**Instruction**
Reproduce each line of the records below character for character, keeping every line in its original order.

**Input records**
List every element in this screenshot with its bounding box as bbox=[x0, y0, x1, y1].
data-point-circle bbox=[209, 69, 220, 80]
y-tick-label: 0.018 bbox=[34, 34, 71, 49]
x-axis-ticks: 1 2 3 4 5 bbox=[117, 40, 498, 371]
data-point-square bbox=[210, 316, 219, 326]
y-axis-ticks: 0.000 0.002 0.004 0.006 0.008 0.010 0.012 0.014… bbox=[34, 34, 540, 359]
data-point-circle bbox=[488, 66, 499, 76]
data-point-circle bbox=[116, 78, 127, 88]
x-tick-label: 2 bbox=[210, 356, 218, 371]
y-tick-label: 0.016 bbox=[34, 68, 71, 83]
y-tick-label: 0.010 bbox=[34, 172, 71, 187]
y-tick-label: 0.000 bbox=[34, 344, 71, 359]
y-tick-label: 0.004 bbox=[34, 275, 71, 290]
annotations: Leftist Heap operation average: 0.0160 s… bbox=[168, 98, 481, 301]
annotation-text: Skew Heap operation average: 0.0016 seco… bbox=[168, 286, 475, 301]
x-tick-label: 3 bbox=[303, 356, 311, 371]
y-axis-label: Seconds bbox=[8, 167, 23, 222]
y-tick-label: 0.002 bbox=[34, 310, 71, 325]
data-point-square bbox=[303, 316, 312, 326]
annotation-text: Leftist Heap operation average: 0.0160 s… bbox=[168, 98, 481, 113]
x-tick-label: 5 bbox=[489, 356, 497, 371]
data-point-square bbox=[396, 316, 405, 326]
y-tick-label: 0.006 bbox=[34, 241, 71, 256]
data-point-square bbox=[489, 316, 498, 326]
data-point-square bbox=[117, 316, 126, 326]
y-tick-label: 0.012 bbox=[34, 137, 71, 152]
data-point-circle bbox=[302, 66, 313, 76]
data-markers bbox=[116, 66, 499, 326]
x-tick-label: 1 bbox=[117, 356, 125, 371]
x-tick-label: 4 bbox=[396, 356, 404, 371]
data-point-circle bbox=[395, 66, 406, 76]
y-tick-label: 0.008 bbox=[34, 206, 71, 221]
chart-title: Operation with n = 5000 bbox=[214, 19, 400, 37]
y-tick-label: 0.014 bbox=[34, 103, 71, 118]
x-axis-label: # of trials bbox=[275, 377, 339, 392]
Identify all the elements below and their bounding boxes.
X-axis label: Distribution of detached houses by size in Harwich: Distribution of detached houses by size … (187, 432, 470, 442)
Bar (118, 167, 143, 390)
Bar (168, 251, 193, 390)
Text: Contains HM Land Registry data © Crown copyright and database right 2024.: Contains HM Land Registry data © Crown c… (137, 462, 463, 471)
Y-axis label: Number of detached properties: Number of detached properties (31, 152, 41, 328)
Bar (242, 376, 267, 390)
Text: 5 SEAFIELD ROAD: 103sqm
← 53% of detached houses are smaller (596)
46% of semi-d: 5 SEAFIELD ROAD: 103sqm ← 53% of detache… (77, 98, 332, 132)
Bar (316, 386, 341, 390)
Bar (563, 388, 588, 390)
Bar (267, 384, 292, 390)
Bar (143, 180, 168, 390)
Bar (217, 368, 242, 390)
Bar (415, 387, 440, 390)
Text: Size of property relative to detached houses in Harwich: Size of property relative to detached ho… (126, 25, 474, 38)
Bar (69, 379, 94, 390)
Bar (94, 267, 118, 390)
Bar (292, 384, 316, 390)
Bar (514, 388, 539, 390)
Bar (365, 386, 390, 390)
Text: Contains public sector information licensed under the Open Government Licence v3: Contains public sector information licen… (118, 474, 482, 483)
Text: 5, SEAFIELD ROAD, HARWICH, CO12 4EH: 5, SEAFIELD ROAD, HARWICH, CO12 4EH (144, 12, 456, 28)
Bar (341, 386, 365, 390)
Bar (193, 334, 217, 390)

**Task result**
List every element in this screenshot with its bounding box as bbox=[x0, y0, x1, y1].
data-point-circle bbox=[209, 69, 220, 80]
y-tick-label: 0.018 bbox=[34, 34, 71, 49]
x-axis-ticks: 1 2 3 4 5 bbox=[117, 40, 498, 371]
data-point-square bbox=[210, 316, 219, 326]
y-axis-ticks: 0.000 0.002 0.004 0.006 0.008 0.010 0.012 0.014… bbox=[34, 34, 540, 359]
data-point-circle bbox=[488, 66, 499, 76]
data-point-circle bbox=[116, 78, 127, 88]
x-tick-label: 2 bbox=[210, 356, 218, 371]
y-tick-label: 0.016 bbox=[34, 68, 71, 83]
y-tick-label: 0.010 bbox=[34, 172, 71, 187]
y-tick-label: 0.000 bbox=[34, 344, 71, 359]
y-tick-label: 0.004 bbox=[34, 275, 71, 290]
annotations: Leftist Heap operation average: 0.0160 s… bbox=[168, 98, 481, 301]
annotation-text: Skew Heap operation average: 0.0016 seco… bbox=[168, 286, 475, 301]
x-tick-label: 3 bbox=[303, 356, 311, 371]
y-axis-label: Seconds bbox=[8, 167, 23, 222]
y-tick-label: 0.002 bbox=[34, 310, 71, 325]
data-point-square bbox=[303, 316, 312, 326]
annotation-text: Leftist Heap operation average: 0.0160 s… bbox=[168, 98, 481, 113]
x-tick-label: 5 bbox=[489, 356, 497, 371]
data-point-square bbox=[396, 316, 405, 326]
y-tick-label: 0.006 bbox=[34, 241, 71, 256]
data-point-square bbox=[489, 316, 498, 326]
data-point-square bbox=[117, 316, 126, 326]
y-tick-label: 0.012 bbox=[34, 137, 71, 152]
data-point-circle bbox=[302, 66, 313, 76]
data-markers bbox=[116, 66, 499, 326]
x-tick-label: 1 bbox=[117, 356, 125, 371]
x-tick-label: 4 bbox=[396, 356, 404, 371]
data-point-circle bbox=[395, 66, 406, 76]
y-tick-label: 0.008 bbox=[34, 206, 71, 221]
chart-title: Operation with n = 5000 bbox=[214, 19, 400, 37]
y-tick-label: 0.014 bbox=[34, 103, 71, 118]
x-axis-label: # of trials bbox=[275, 377, 339, 392]
Identify all the elements below and their bounding boxes.
X-axis label: Distribution of detached houses by size in Harwich: Distribution of detached houses by size … (187, 432, 470, 442)
Bar (118, 167, 143, 390)
Bar (168, 251, 193, 390)
Text: Contains HM Land Registry data © Crown copyright and database right 2024.: Contains HM Land Registry data © Crown c… (137, 462, 463, 471)
Y-axis label: Number of detached properties: Number of detached properties (31, 152, 41, 328)
Bar (242, 376, 267, 390)
Text: 5 SEAFIELD ROAD: 103sqm
← 53% of detached houses are smaller (596)
46% of semi-d: 5 SEAFIELD ROAD: 103sqm ← 53% of detache… (77, 98, 332, 132)
Bar (316, 386, 341, 390)
Bar (563, 388, 588, 390)
Bar (267, 384, 292, 390)
Bar (143, 180, 168, 390)
Bar (217, 368, 242, 390)
Bar (415, 387, 440, 390)
Text: Size of property relative to detached houses in Harwich: Size of property relative to detached ho… (126, 25, 474, 38)
Bar (69, 379, 94, 390)
Bar (94, 267, 118, 390)
Bar (292, 384, 316, 390)
Bar (514, 388, 539, 390)
Bar (365, 386, 390, 390)
Text: Contains public sector information licensed under the Open Government Licence v3: Contains public sector information licen… (118, 474, 482, 483)
Text: 5, SEAFIELD ROAD, HARWICH, CO12 4EH: 5, SEAFIELD ROAD, HARWICH, CO12 4EH (144, 12, 456, 28)
Bar (341, 386, 365, 390)
Bar (193, 334, 217, 390)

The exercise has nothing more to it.